WHAT IS BEING ASKED:
Check each line of the material below for the string "sucker", then report how many lines have it, and nothing else.

Start of PROVIDED MATERIAL

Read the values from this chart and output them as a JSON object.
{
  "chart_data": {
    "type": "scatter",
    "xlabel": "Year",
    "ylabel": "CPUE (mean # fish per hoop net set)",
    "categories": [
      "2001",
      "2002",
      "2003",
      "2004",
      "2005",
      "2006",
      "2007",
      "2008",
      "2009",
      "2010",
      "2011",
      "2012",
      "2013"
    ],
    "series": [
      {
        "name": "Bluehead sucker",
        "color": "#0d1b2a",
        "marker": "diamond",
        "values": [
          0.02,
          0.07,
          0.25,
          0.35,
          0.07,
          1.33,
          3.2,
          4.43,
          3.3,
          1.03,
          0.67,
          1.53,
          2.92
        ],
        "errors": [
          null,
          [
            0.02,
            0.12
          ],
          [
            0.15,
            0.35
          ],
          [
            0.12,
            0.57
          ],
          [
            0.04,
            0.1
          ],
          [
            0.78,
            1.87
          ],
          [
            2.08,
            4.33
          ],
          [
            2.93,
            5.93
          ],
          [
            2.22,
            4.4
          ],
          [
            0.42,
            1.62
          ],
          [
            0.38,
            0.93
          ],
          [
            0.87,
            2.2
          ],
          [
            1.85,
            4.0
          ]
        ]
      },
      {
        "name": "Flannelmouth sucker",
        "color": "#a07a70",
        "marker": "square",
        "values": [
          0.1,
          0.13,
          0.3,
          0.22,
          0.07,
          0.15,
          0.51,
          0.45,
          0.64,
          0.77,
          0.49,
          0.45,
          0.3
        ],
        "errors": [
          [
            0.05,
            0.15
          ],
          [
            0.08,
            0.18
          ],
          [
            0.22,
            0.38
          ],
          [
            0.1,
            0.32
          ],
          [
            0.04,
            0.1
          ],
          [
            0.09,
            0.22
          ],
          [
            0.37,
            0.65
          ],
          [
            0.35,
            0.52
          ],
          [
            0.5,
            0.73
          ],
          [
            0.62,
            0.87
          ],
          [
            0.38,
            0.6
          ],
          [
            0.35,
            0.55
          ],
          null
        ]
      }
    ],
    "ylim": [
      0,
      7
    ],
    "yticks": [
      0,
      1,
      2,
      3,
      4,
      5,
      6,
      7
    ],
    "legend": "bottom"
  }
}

End of PROVIDED MATERIAL

TASK RESPONSE:
2